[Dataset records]
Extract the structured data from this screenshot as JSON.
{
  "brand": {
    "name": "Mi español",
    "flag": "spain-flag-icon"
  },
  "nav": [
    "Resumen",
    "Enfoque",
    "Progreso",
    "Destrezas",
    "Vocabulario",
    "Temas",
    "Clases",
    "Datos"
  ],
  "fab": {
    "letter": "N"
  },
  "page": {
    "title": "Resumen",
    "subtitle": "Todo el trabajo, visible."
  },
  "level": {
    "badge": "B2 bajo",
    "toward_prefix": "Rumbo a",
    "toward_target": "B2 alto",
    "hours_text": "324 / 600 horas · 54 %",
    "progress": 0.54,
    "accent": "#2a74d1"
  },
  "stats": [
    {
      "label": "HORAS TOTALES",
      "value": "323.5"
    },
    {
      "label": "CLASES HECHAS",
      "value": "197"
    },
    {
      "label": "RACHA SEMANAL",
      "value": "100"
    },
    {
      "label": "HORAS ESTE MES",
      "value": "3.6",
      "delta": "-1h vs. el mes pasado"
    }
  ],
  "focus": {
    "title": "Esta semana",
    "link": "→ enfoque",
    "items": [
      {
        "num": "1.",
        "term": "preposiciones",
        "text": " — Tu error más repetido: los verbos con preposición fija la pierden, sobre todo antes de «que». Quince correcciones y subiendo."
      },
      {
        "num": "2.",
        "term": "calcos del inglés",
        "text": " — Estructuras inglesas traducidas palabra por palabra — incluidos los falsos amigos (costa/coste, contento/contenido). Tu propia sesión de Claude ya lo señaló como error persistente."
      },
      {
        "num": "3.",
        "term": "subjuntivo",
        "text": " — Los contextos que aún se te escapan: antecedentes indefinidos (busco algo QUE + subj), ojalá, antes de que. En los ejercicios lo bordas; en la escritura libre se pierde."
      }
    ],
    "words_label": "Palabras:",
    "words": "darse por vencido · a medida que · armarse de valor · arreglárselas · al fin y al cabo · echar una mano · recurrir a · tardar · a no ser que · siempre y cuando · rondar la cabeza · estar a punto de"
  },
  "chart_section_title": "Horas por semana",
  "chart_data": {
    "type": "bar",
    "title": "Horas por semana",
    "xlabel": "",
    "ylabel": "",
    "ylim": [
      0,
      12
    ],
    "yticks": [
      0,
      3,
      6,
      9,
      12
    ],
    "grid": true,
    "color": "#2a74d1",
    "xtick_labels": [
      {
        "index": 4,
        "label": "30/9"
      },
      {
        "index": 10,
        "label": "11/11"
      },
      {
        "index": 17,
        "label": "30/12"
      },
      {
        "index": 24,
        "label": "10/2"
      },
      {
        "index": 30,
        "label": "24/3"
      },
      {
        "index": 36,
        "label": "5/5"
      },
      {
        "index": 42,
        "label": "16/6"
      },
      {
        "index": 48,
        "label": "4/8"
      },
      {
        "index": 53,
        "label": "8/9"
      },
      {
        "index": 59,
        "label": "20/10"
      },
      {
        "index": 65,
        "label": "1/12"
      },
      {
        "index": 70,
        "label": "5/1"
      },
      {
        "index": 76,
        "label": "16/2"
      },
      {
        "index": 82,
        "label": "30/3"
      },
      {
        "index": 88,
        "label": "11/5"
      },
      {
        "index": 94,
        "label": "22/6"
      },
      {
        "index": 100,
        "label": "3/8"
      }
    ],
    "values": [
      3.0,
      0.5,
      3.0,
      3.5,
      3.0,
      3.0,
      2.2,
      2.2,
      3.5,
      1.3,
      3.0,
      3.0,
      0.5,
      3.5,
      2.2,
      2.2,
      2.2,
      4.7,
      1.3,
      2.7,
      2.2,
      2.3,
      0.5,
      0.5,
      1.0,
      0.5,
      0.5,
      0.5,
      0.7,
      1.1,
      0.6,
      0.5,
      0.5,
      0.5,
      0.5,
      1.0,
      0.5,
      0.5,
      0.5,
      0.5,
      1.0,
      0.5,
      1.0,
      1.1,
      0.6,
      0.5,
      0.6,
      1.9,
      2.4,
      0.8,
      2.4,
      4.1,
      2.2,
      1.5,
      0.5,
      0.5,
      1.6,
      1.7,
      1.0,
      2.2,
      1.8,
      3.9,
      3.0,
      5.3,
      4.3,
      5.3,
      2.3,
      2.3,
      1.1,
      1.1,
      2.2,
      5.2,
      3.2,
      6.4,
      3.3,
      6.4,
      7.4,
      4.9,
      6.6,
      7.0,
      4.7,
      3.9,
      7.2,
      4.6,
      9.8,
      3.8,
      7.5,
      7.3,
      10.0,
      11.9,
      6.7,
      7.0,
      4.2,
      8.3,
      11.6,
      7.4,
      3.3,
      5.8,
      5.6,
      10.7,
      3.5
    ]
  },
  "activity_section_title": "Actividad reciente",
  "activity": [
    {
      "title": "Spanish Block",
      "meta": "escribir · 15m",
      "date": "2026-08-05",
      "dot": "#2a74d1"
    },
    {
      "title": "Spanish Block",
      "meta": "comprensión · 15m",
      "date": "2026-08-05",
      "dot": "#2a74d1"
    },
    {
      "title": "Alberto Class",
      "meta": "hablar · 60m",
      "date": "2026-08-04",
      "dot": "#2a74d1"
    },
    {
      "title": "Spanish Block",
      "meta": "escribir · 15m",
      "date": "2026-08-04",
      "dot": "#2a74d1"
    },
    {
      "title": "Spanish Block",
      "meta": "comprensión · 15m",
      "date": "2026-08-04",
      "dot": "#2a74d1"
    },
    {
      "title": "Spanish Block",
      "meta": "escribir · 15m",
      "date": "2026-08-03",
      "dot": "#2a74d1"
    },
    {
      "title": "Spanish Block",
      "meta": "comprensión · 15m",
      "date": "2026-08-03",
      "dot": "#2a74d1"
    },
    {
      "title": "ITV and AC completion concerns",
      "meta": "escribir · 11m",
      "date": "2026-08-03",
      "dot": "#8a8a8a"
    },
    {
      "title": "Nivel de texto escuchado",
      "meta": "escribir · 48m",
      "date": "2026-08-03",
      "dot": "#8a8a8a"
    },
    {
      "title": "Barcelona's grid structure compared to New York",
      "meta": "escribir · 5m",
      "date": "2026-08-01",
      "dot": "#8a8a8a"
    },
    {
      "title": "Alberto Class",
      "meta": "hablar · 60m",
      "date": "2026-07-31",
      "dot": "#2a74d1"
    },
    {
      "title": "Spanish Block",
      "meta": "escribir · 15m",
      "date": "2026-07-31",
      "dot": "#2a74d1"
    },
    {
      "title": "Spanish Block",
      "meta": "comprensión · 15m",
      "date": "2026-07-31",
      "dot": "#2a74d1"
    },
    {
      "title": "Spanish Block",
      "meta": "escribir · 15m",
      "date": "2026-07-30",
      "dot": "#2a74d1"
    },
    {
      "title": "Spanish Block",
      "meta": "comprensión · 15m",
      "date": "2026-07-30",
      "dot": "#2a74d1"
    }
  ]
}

## The request
Looking at the records above, work out how many lines include the word "term", then give that number by itself.

## Exercise response
3